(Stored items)
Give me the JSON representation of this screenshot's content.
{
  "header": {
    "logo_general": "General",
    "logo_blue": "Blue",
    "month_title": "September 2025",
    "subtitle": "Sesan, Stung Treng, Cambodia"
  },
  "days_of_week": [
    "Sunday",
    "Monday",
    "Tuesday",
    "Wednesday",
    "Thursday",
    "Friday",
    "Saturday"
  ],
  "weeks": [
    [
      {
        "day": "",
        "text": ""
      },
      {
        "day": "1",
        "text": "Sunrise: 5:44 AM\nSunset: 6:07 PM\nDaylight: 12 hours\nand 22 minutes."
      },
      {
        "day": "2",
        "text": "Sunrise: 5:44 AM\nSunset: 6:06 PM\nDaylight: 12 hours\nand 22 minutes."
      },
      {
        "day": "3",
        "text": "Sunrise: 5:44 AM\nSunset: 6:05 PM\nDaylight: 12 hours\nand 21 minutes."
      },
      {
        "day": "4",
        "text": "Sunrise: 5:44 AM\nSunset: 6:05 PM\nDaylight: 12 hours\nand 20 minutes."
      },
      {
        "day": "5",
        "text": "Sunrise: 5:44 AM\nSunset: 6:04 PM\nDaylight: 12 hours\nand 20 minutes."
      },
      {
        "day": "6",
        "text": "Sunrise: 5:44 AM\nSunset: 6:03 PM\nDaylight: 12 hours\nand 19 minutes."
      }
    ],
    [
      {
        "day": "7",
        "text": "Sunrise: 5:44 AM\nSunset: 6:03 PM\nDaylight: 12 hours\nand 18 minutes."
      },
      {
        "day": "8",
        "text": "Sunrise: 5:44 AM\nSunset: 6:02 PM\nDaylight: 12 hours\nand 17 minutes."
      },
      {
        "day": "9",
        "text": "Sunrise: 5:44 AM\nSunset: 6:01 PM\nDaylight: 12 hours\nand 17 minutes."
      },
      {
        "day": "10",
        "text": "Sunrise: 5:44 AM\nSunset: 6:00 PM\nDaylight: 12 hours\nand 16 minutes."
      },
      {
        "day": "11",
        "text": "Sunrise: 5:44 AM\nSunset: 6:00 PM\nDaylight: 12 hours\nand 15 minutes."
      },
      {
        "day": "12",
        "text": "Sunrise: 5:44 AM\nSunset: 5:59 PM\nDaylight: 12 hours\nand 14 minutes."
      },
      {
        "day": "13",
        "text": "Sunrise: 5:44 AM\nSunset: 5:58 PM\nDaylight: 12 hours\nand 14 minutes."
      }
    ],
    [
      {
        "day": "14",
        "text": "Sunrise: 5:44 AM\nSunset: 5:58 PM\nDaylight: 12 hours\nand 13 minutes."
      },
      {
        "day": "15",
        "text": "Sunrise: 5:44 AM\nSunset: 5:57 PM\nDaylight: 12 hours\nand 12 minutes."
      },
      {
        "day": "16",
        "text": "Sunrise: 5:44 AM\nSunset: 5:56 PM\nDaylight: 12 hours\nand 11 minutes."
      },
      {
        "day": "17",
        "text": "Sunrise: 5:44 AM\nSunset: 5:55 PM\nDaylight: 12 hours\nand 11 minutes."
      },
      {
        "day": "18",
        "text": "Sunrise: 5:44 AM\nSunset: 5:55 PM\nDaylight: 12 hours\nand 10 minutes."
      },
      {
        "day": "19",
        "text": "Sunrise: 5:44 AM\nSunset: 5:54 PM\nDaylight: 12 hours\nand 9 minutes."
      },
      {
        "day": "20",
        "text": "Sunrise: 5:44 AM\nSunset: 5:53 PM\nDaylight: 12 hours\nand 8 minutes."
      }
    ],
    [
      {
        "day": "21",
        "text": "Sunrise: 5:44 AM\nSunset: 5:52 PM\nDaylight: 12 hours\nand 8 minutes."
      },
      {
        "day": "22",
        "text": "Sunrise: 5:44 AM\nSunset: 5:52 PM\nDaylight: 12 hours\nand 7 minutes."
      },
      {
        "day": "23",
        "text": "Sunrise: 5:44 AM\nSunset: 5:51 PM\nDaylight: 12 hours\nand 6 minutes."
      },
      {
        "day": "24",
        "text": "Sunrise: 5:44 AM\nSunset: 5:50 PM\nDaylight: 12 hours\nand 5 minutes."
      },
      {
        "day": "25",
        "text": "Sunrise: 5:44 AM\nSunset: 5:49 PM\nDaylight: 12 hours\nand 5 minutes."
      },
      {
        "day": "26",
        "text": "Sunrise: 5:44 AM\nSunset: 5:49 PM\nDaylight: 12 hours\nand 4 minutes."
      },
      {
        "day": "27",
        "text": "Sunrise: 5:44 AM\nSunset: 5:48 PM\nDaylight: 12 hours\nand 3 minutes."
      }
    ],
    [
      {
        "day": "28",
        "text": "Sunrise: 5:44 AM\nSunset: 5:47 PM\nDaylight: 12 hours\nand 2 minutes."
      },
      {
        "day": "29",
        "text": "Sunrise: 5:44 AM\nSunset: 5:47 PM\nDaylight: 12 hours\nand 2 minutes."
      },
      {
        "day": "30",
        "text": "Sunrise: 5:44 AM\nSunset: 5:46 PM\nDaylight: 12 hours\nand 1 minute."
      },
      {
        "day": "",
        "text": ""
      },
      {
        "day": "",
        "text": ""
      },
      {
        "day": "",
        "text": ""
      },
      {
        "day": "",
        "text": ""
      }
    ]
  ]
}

Written exercise -> Your task is to retype all the records above with nothing left out.

Exercise result ->
Give me the JSON representation of this screenshot's content.
{
  "header": {
    "logo_general": "General",
    "logo_blue": "Blue",
    "month_title": "September 2025",
    "subtitle": "Sesan, Stung Treng, Cambodia"
  },
  "days_of_week": [
    "Sunday",
    "Monday",
    "Tuesday",
    "Wednesday",
    "Thursday",
    "Friday",
    "Saturday"
  ],
  "weeks": [
    [
      {
        "day": "",
        "text": ""
      },
      {
        "day": "1",
        "text": "Sunrise: 5:44 AM\nSunset: 6:07 PM\nDaylight: 12 hours\nand 22 minutes."
      },
      {
        "day": "2",
        "text": "Sunrise: 5:44 AM\nSunset: 6:06 PM\nDaylight: 12 hours\nand 22 minutes."
      },
      {
        "day": "3",
        "text": "Sunrise: 5:44 AM\nSunset: 6:05 PM\nDaylight: 12 hours\nand 21 minutes."
      },
      {
        "day": "4",
        "text": "Sunrise: 5:44 AM\nSunset: 6:05 PM\nDaylight: 12 hours\nand 20 minutes."
      },
      {
        "day": "5",
        "text": "Sunrise: 5:44 AM\nSunset: 6:04 PM\nDaylight: 12 hours\nand 20 minutes."
      },
      {
        "day": "6",
        "text": "Sunrise: 5:44 AM\nSunset: 6:03 PM\nDaylight: 12 hours\nand 19 minutes."
      }
    ],
    [
      {
        "day": "7",
        "text": "Sunrise: 5:44 AM\nSunset: 6:03 PM\nDaylight: 12 hours\nand 18 minutes."
      },
      {
        "day": "8",
        "text": "Sunrise: 5:44 AM\nSunset: 6:02 PM\nDaylight: 12 hours\nand 17 minutes."
      },
      {
        "day": "9",
        "text": "Sunrise: 5:44 AM\nSunset: 6:01 PM\nDaylight: 12 hours\nand 17 minutes."
      },
      {
        "day": "10",
        "text": "Sunrise: 5:44 AM\nSunset: 6:00 PM\nDaylight: 12 hours\nand 16 minutes."
      },
      {
        "day": "11",
        "text": "Sunrise: 5:44 AM\nSunset: 6:00 PM\nDaylight: 12 hours\nand 15 minutes."
      },
      {
        "day": "12",
        "text": "Sunrise: 5:44 AM\nSunset: 5:59 PM\nDaylight: 12 hours\nand 14 minutes."
      },
      {
        "day": "13",
        "text": "Sunrise: 5:44 AM\nSunset: 5:58 PM\nDaylight: 12 hours\nand 14 minutes."
      }
    ],
    [
      {
        "day": "14",
        "text": "Sunrise: 5:44 AM\nSunset: 5:58 PM\nDaylight: 12 hours\nand 13 minutes."
      },
      {
        "day": "15",
        "text": "Sunrise: 5:44 AM\nSunset: 5:57 PM\nDaylight: 12 hours\nand 12 minutes."
      },
      {
        "day": "16",
        "text": "Sunrise: 5:44 AM\nSunset: 5:56 PM\nDaylight: 12 hours\nand 11 minutes."
      },
      {
        "day": "17",
        "text": "Sunrise: 5:44 AM\nSunset: 5:55 PM\nDaylight: 12 hours\nand 11 minutes."
      },
      {
        "day": "18",
        "text": "Sunrise: 5:44 AM\nSunset: 5:55 PM\nDaylight: 12 hours\nand 10 minutes."
      },
      {
        "day": "19",
        "text": "Sunrise: 5:44 AM\nSunset: 5:54 PM\nDaylight: 12 hours\nand 9 minutes."
      },
      {
        "day": "20",
        "text": "Sunrise: 5:44 AM\nSunset: 5:53 PM\nDaylight: 12 hours\nand 8 minutes."
      }
    ],
    [
      {
        "day": "21",
        "text": "Sunrise: 5:44 AM\nSunset: 5:52 PM\nDaylight: 12 hours\nand 8 minutes."
      },
      {
        "day": "22",
        "text": "Sunrise: 5:44 AM\nSunset: 5:52 PM\nDaylight: 12 hours\nand 7 minutes."
      },
      {
        "day": "23",
        "text": "Sunrise: 5:44 AM\nSunset: 5:51 PM\nDaylight: 12 hours\nand 6 minutes."
      },
      {
        "day": "24",
        "text": "Sunrise: 5:44 AM\nSunset: 5:50 PM\nDaylight: 12 hours\nand 5 minutes."
      },
      {
        "day": "25",
        "text": "Sunrise: 5:44 AM\nSunset: 5:49 PM\nDaylight: 12 hours\nand 5 minutes."
      },
      {
        "day": "26",
        "text": "Sunrise: 5:44 AM\nSunset: 5:49 PM\nDaylight: 12 hours\nand 4 minutes."
      },
      {
        "day": "27",
        "text": "Sunrise: 5:44 AM\nSunset: 5:48 PM\nDaylight: 12 hours\nand 3 minutes."
      }
    ],
    [
      {
        "day": "28",
        "text": "Sunrise: 5:44 AM\nSunset: 5:47 PM\nDaylight: 12 hours\nand 2 minutes."
      },
      {
        "day": "29",
        "text": "Sunrise: 5:44 AM\nSunset: 5:47 PM\nDaylight: 12 hours\nand 2 minutes."
      },
      {
        "day": "30",
        "text": "Sunrise: 5:44 AM\nSunset: 5:46 PM\nDaylight: 12 hours\nand 1 minute."
      },
      {
        "day": "",
        "text": ""
      },
      {
        "day": "",
        "text": ""
      },
      {
        "day": "",
        "text": ""
      },
      {
        "day": "",
        "text": ""
      }
    ]
  ]
}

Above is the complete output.